What is expected> Could you transcribe all of the data word for word?

(Records of document pages and text)
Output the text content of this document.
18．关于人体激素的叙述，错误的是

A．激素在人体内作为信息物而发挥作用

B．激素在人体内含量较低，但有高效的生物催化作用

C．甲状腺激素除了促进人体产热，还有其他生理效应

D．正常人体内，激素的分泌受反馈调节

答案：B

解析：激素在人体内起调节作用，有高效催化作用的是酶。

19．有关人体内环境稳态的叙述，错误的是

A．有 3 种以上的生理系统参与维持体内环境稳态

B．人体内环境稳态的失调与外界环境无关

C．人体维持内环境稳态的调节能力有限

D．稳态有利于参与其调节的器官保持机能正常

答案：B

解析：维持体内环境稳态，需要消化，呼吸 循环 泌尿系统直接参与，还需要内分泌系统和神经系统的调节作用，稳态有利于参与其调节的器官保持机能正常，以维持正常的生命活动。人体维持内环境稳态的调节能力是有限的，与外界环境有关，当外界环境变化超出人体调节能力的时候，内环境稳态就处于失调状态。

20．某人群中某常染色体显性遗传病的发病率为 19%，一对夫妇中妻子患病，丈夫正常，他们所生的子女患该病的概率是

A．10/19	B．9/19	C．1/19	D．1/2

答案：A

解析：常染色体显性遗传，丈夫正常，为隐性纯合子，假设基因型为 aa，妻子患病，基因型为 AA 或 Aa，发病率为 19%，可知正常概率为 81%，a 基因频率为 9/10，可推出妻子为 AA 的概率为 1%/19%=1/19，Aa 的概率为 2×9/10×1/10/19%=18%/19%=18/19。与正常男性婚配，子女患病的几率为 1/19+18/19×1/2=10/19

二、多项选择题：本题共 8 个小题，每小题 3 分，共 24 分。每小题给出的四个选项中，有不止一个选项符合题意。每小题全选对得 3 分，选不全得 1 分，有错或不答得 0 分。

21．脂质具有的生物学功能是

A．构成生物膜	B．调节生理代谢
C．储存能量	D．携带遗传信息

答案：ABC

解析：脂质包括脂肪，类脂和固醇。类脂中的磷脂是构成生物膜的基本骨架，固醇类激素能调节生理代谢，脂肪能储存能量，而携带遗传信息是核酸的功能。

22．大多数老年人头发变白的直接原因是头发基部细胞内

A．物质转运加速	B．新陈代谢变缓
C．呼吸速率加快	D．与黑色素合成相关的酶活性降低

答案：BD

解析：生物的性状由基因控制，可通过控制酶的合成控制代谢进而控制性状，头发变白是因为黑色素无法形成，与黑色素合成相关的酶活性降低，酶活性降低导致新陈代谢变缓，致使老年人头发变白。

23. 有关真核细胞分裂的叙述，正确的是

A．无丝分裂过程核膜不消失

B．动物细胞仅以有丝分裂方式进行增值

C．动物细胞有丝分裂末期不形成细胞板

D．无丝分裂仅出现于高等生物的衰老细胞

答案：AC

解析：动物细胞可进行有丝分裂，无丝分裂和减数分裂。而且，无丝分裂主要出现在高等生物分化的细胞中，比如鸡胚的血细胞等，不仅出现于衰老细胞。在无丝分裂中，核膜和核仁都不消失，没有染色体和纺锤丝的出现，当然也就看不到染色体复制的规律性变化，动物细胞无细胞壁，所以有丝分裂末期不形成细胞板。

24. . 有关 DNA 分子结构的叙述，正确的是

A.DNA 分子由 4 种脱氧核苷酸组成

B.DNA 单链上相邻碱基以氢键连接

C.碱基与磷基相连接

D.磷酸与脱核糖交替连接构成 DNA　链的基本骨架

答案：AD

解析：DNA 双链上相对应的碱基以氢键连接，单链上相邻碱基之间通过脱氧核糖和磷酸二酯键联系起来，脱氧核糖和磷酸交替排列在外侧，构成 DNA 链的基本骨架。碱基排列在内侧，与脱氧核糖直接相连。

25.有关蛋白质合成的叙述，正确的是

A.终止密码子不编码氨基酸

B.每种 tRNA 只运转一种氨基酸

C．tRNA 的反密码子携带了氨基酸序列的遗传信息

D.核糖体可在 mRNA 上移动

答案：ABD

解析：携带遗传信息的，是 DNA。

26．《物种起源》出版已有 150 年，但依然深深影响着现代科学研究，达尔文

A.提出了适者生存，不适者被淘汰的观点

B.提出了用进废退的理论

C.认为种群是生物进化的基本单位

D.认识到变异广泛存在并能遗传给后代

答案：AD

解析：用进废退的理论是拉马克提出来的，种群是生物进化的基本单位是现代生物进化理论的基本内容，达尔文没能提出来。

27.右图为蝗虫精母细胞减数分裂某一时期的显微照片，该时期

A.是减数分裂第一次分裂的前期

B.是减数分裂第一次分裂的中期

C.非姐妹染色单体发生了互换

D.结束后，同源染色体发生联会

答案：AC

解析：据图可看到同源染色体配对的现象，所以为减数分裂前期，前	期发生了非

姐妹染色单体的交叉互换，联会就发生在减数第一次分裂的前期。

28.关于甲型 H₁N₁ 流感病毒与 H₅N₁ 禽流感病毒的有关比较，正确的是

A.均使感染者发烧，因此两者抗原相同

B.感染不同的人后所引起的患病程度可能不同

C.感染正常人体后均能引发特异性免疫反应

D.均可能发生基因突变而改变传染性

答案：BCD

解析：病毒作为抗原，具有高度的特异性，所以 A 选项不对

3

Answer area>
Output the text content of this document.
18．关于人体激素的叙述，错误的是

A．激素在人体内作为信息物而发挥作用

B．激素在人体内含量较低，但有高效的生物催化作用

C．甲状腺激素除了促进人体产热，还有其他生理效应

D．正常人体内，激素的分泌受反馈调节

答案：B

解析：激素在人体内起调节作用，有高效催化作用的是酶。

19．有关人体内环境稳态的叙述，错误的是

A．有 3 种以上的生理系统参与维持体内环境稳态

B．人体内环境稳态的失调与外界环境无关

C．人体维持内环境稳态的调节能力有限

D．稳态有利于参与其调节的器官保持机能正常

答案：B

解析：维持体内环境稳态，需要消化，呼吸 循环 泌尿系统直接参与，还需要内分泌系统和神经系统的调节作用，稳态有利于参与其调节的器官保持机能正常，以维持正常的生命活动。人体维持内环境稳态的调节能力是有限的，与外界环境有关，当外界环境变化超出人体调节能力的时候，内环境稳态就处于失调状态。

20．某人群中某常染色体显性遗传病的发病率为 19%，一对夫妇中妻子患病，丈夫正常，他们所生的子女患该病的概率是

A．10/19	B．9/19	C．1/19	D．1/2

答案：A

解析：常染色体显性遗传，丈夫正常，为隐性纯合子，假设基因型为 aa，妻子患病，基因型为 AA 或 Aa，发病率为 19%，可知正常概率为 81%，a 基因频率为 9/10，可推出妻子为 AA 的概率为 1%/19%=1/19，Aa 的概率为 2×9/10×1/10/19%=18%/19%=18/19。与正常男性婚配，子女患病的几率为 1/19+18/19×1/2=10/19

二、多项选择题：本题共 8 个小题，每小题 3 分，共 24 分。每小题给出的四个选项中，有不止一个选项符合题意。每小题全选对得 3 分，选不全得 1 分，有错或不答得 0 分。

21．脂质具有的生物学功能是

A．构成生物膜	B．调节生理代谢
C．储存能量	D．携带遗传信息

答案：ABC

解析：脂质包括脂肪，类脂和固醇。类脂中的磷脂是构成生物膜的基本骨架，固醇类激素能调节生理代谢，脂肪能储存能量，而携带遗传信息是核酸的功能。

22．大多数老年人头发变白的直接原因是头发基部细胞内

A．物质转运加速	B．新陈代谢变缓
C．呼吸速率加快	D．与黑色素合成相关的酶活性降低

答案：BD

解析：生物的性状由基因控制，可通过控制酶的合成控制代谢进而控制性状，头发变白是因为黑色素无法形成，与黑色素合成相关的酶活性降低，酶活性降低导致新陈代谢变缓，致使老年人头发变白。

23. 有关真核细胞分裂的叙述，正确的是

A．无丝分裂过程核膜不消失

B．动物细胞仅以有丝分裂方式进行增值

C．动物细胞有丝分裂末期不形成细胞板

D．无丝分裂仅出现于高等生物的衰老细胞

答案：AC

解析：动物细胞可进行有丝分裂，无丝分裂和减数分裂。而且，无丝分裂主要出现在高等生物分化的细胞中，比如鸡胚的血细胞等，不仅出现于衰老细胞。在无丝分裂中，核膜和核仁都不消失，没有染色体和纺锤丝的出现，当然也就看不到染色体复制的规律性变化，动物细胞无细胞壁，所以有丝分裂末期不形成细胞板。

24. . 有关 DNA 分子结构的叙述，正确的是

A.DNA 分子由 4 种脱氧核苷酸组成

B.DNA 单链上相邻碱基以氢键连接

C.碱基与磷基相连接

D.磷酸与脱核糖交替连接构成 DNA　链的基本骨架

答案：AD

解析：DNA 双链上相对应的碱基以氢键连接，单链上相邻碱基之间通过脱氧核糖和磷酸二酯键联系起来，脱氧核糖和磷酸交替排列在外侧，构成 DNA 链的基本骨架。碱基排列在内侧，与脱氧核糖直接相连。

25.有关蛋白质合成的叙述，正确的是

A.终止密码子不编码氨基酸

B.每种 tRNA 只运转一种氨基酸

C．tRNA 的反密码子携带了氨基酸序列的遗传信息

D.核糖体可在 mRNA 上移动

答案：ABD

解析：携带遗传信息的，是 DNA。

26．《物种起源》出版已有 150 年，但依然深深影响着现代科学研究，达尔文

A.提出了适者生存，不适者被淘汰的观点

B.提出了用进废退的理论

C.认为种群是生物进化的基本单位

D.认识到变异广泛存在并能遗传给后代

答案：AD

解析：用进废退的理论是拉马克提出来的，种群是生物进化的基本单位是现代生物进化理论的基本内容，达尔文没能提出来。

27.右图为蝗虫精母细胞减数分裂某一时期的显微照片，该时期

A.是减数分裂第一次分裂的前期

B.是减数分裂第一次分裂的中期

C.非姐妹染色单体发生了互换

D.结束后，同源染色体发生联会

答案：AC

解析：据图可看到同源染色体配对的现象，所以为减数分裂前期，前	期发生了非

姐妹染色单体的交叉互换，联会就发生在减数第一次分裂的前期。

28.关于甲型 H₁N₁ 流感病毒与 H₅N₁ 禽流感病毒的有关比较，正确的是

A.均使感染者发烧，因此两者抗原相同

B.感染不同的人后所引起的患病程度可能不同

C.感染正常人体后均能引发特异性免疫反应

D.均可能发生基因突变而改变传染性

答案：BCD

解析：病毒作为抗原，具有高度的特异性，所以 A 选项不对

3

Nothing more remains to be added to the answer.